> Saved entries
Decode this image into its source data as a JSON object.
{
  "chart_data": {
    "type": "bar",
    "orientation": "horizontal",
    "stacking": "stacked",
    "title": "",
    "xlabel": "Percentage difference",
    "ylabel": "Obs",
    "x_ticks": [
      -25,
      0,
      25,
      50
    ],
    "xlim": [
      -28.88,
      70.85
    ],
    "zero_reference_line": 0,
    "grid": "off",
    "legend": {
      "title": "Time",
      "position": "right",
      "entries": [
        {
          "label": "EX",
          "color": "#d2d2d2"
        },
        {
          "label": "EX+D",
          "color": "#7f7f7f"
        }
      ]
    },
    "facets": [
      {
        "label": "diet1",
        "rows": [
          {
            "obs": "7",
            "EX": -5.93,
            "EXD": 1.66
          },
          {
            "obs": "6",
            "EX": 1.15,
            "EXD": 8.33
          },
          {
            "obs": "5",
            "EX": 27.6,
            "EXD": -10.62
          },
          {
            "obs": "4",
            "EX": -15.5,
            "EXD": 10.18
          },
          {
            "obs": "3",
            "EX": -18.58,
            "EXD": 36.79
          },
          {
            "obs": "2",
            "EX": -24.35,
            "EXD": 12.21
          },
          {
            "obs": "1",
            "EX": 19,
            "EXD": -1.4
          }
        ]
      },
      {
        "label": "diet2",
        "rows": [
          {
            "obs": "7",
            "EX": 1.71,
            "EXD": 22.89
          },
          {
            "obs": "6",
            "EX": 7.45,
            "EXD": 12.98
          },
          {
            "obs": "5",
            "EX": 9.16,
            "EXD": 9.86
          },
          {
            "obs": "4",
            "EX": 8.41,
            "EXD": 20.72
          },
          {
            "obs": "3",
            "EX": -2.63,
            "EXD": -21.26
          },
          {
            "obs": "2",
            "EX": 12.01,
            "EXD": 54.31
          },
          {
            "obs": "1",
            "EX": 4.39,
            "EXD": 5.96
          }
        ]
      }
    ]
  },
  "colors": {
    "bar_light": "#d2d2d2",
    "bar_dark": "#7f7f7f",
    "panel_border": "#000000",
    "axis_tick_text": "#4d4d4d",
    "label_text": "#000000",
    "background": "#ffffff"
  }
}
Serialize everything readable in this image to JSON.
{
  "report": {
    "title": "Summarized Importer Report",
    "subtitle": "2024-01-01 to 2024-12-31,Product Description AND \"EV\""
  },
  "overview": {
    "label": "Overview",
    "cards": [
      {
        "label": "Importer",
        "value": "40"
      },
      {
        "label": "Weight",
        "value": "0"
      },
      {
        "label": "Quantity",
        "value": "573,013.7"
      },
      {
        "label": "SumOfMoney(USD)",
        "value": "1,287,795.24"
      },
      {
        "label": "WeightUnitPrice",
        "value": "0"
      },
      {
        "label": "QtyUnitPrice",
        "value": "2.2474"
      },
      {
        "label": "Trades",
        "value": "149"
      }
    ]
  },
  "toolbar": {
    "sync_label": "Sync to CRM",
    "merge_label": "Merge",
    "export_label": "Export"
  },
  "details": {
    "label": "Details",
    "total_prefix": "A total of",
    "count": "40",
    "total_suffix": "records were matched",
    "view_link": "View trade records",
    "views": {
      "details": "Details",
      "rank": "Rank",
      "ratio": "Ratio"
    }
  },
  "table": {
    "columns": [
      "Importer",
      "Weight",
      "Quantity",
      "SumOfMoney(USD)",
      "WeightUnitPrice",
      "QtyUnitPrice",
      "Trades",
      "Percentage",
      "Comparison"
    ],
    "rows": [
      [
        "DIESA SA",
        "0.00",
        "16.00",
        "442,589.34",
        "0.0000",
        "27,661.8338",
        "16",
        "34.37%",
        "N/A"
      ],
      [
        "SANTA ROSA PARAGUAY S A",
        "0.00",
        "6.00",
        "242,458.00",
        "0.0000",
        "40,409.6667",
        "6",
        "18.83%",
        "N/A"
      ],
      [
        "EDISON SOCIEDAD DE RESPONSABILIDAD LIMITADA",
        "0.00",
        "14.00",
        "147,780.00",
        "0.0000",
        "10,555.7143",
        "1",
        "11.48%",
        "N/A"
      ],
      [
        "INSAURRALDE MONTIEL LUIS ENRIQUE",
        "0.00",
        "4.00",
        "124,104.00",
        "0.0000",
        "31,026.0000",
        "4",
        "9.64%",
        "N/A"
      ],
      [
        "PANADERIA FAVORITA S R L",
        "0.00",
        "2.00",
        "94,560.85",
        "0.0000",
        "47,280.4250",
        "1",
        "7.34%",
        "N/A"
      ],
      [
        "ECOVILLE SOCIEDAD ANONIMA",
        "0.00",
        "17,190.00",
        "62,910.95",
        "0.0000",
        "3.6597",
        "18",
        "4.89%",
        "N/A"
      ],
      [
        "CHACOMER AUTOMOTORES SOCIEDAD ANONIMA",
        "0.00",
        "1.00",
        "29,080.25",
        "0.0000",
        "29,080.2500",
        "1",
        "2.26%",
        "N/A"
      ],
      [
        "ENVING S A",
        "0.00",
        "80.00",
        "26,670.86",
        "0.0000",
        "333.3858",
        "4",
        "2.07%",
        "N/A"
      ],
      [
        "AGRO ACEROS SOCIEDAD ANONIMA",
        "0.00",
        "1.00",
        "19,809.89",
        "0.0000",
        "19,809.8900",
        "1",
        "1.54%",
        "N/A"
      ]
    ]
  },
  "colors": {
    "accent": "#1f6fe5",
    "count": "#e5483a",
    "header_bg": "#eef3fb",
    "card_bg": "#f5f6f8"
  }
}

> TASK DESCRIPTION
Where a line of the material above holds the string "Percentage", copy that line.

> FINAL RESULT
    "xlabel": "Percentage difference",
      "Percentage",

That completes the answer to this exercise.